• **RECORDS SHOWN**
○ ○ ○ ○
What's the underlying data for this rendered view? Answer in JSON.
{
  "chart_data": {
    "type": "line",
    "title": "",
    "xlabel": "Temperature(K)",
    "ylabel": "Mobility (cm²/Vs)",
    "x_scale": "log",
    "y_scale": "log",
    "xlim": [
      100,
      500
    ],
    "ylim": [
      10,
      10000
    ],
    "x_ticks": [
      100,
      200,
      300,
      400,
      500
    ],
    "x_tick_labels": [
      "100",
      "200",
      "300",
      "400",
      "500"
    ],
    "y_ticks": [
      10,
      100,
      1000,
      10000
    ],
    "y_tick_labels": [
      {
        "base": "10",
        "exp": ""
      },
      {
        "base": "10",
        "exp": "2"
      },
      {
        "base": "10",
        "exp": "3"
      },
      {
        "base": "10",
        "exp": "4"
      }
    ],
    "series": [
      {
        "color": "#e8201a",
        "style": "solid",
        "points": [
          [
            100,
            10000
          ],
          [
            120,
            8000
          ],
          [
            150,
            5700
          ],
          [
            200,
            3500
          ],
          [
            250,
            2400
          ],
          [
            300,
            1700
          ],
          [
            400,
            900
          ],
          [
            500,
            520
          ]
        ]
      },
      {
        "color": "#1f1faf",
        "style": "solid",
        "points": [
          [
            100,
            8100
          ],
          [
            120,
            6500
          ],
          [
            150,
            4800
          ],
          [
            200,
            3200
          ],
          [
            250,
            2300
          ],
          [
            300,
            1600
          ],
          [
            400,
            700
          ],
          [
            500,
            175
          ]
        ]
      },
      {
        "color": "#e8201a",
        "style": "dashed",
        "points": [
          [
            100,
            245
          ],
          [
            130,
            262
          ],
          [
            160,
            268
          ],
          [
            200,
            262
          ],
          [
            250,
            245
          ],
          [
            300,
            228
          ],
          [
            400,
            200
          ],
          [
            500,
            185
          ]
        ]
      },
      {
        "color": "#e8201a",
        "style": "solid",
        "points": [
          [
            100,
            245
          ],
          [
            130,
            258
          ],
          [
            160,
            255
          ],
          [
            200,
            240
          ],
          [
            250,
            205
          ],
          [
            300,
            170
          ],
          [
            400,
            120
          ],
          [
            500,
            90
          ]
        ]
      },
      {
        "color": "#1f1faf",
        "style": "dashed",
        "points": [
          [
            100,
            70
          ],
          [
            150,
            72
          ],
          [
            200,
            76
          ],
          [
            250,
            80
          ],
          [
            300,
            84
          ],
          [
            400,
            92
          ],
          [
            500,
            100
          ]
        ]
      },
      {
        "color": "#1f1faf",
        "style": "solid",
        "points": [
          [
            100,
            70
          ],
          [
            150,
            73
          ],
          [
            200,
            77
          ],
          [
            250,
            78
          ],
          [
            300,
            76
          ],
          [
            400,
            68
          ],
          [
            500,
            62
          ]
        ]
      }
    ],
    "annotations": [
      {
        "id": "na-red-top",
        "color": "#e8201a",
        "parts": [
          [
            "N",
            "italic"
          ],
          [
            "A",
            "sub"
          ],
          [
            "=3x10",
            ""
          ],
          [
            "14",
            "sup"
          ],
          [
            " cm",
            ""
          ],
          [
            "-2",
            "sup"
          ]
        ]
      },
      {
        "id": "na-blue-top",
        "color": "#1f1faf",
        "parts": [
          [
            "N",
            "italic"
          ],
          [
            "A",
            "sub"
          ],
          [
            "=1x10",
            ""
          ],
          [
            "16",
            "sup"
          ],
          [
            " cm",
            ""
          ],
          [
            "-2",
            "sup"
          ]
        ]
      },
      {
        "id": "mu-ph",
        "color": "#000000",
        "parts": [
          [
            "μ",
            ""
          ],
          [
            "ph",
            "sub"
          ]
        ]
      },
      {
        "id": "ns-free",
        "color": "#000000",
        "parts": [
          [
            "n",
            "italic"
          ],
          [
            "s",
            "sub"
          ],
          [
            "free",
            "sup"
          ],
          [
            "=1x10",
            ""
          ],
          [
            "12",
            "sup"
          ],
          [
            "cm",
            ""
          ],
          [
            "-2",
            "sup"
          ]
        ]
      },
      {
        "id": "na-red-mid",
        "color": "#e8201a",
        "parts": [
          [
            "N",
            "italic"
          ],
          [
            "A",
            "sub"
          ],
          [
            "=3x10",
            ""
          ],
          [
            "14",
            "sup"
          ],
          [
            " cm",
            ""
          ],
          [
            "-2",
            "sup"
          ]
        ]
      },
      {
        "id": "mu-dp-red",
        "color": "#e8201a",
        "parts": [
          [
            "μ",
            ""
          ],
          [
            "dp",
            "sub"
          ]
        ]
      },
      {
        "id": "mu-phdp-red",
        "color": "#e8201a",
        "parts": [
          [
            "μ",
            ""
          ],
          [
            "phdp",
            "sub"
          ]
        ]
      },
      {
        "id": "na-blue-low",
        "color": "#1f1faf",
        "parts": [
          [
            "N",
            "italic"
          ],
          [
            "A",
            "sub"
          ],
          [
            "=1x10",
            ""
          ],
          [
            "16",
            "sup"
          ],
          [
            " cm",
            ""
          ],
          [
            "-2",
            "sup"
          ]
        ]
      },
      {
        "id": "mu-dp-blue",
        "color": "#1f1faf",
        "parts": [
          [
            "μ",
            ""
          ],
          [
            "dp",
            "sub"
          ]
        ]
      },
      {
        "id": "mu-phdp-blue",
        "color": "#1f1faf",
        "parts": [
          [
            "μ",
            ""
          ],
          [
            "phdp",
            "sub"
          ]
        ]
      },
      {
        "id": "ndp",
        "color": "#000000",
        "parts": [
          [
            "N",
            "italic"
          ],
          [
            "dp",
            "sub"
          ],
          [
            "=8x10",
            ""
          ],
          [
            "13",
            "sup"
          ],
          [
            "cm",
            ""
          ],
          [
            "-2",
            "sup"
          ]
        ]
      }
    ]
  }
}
○ ○ ○ ○
• **EXERCISE TASK**
Each record above should be output again exactly.

• **OUTPUT OF THE EXERCISE**
What's the underlying data for this rendered view? Answer in JSON.
{
  "chart_data": {
    "type": "line",
    "title": "",
    "xlabel": "Temperature(K)",
    "ylabel": "Mobility (cm²/Vs)",
    "x_scale": "log",
    "y_scale": "log",
    "xlim": [
      100,
      500
    ],
    "ylim": [
      10,
      10000
    ],
    "x_ticks": [
      100,
      200,
      300,
      400,
      500
    ],
    "x_tick_labels": [
      "100",
      "200",
      "300",
      "400",
      "500"
    ],
    "y_ticks": [
      10,
      100,
      1000,
      10000
    ],
    "y_tick_labels": [
      {
        "base": "10",
        "exp": ""
      },
      {
        "base": "10",
        "exp": "2"
      },
      {
        "base": "10",
        "exp": "3"
      },
      {
        "base": "10",
        "exp": "4"
      }
    ],
    "series": [
      {
        "color": "#e8201a",
        "style": "solid",
        "points": [
          [
            100,
            10000
          ],
          [
            120,
            8000
          ],
          [
            150,
            5700
          ],
          [
            200,
            3500
          ],
          [
            250,
            2400
          ],
          [
            300,
            1700
          ],
          [
            400,
            900
          ],
          [
            500,
            520
          ]
        ]
      },
      {
        "color": "#1f1faf",
        "style": "solid",
        "points": [
          [
            100,
            8100
          ],
          [
            120,
            6500
          ],
          [
            150,
            4800
          ],
          [
            200,
            3200
          ],
          [
            250,
            2300
          ],
          [
            300,
            1600
          ],
          [
            400,
            700
          ],
          [
            500,
            175
          ]
        ]
      },
      {
        "color": "#e8201a",
        "style": "dashed",
        "points": [
          [
            100,
            245
          ],
          [
            130,
            262
          ],
          [
            160,
            268
          ],
          [
            200,
            262
          ],
          [
            250,
            245
          ],
          [
            300,
            228
          ],
          [
            400,
            200
          ],
          [
            500,
            185
          ]
        ]
      },
      {
        "color": "#e8201a",
        "style": "solid",
        "points": [
          [
            100,
            245
          ],
          [
            130,
            258
          ],
          [
            160,
            255
          ],
          [
            200,
            240
          ],
          [
            250,
            205
          ],
          [
            300,
            170
          ],
          [
            400,
            120
          ],
          [
            500,
            90
          ]
        ]
      },
      {
        "color": "#1f1faf",
        "style": "dashed",
        "points": [
          [
            100,
            70
          ],
          [
            150,
            72
          ],
          [
            200,
            76
          ],
          [
            250,
            80
          ],
          [
            300,
            84
          ],
          [
            400,
            92
          ],
          [
            500,
            100
          ]
        ]
      },
      {
        "color": "#1f1faf",
        "style": "solid",
        "points": [
          [
            100,
            70
          ],
          [
            150,
            73
          ],
          [
            200,
            77
          ],
          [
            250,
            78
          ],
          [
            300,
            76
          ],
          [
            400,
            68
          ],
          [
            500,
            62
          ]
        ]
      }
    ],
    "annotations": [
      {
        "id": "na-red-top",
        "color": "#e8201a",
        "parts": [
          [
            "N",
            "italic"
          ],
          [
            "A",
            "sub"
          ],
          [
            "=3x10",
            ""
          ],
          [
            "14",
            "sup"
          ],
          [
            " cm",
            ""
          ],
          [
            "-2",
            "sup"
          ]
        ]
      },
      {
        "id": "na-blue-top",
        "color": "#1f1faf",
        "parts": [
          [
            "N",
            "italic"
          ],
          [
            "A",
            "sub"
          ],
          [
            "=1x10",
            ""
          ],
          [
            "16",
            "sup"
          ],
          [
            " cm",
            ""
          ],
          [
            "-2",
            "sup"
          ]
        ]
      },
      {
        "id": "mu-ph",
        "color": "#000000",
        "parts": [
          [
            "μ",
            ""
          ],
          [
            "ph",
            "sub"
          ]
        ]
      },
      {
        "id": "ns-free",
        "color": "#000000",
        "parts": [
          [
            "n",
            "italic"
          ],
          [
            "s",
            "sub"
          ],
          [
            "free",
            "sup"
          ],
          [
            "=1x10",
            ""
          ],
          [
            "12",
            "sup"
          ],
          [
            "cm",
            ""
          ],
          [
            "-2",
            "sup"
          ]
        ]
      },
      {
        "id": "na-red-mid",
        "color": "#e8201a",
        "parts": [
          [
            "N",
            "italic"
          ],
          [
            "A",
            "sub"
          ],
          [
            "=3x10",
            ""
          ],
          [
            "14",
            "sup"
          ],
          [
            " cm",
            ""
          ],
          [
            "-2",
            "sup"
          ]
        ]
      },
      {
        "id": "mu-dp-red",
        "color": "#e8201a",
        "parts": [
          [
            "μ",
            ""
          ],
          [
            "dp",
            "sub"
          ]
        ]
      },
      {
        "id": "mu-phdp-red",
        "color": "#e8201a",
        "parts": [
          [
            "μ",
            ""
          ],
          [
            "phdp",
            "sub"
          ]
        ]
      },
      {
        "id": "na-blue-low",
        "color": "#1f1faf",
        "parts": [
          [
            "N",
            "italic"
          ],
          [
            "A",
            "sub"
          ],
          [
            "=1x10",
            ""
          ],
          [
            "16",
            "sup"
          ],
          [
            " cm",
            ""
          ],
          [
            "-2",
            "sup"
          ]
        ]
      },
      {
        "id": "mu-dp-blue",
        "color": "#1f1faf",
        "parts": [
          [
            "μ",
            ""
          ],
          [
            "dp",
            "sub"
          ]
        ]
      },
      {
        "id": "mu-phdp-blue",
        "color": "#1f1faf",
        "parts": [
          [
            "μ",
            ""
          ],
          [
            "phdp",
            "sub"
          ]
        ]
      },
      {
        "id": "ndp",
        "color": "#000000",
        "parts": [
          [
            "N",
            "italic"
          ],
          [
            "dp",
            "sub"
          ],
          [
            "=8x10",
            ""
          ],
          [
            "13",
            "sup"
          ],
          [
            "cm",
            ""
          ],
          [
            "-2",
            "sup"
          ]
        ]
      }
    ]
  }
}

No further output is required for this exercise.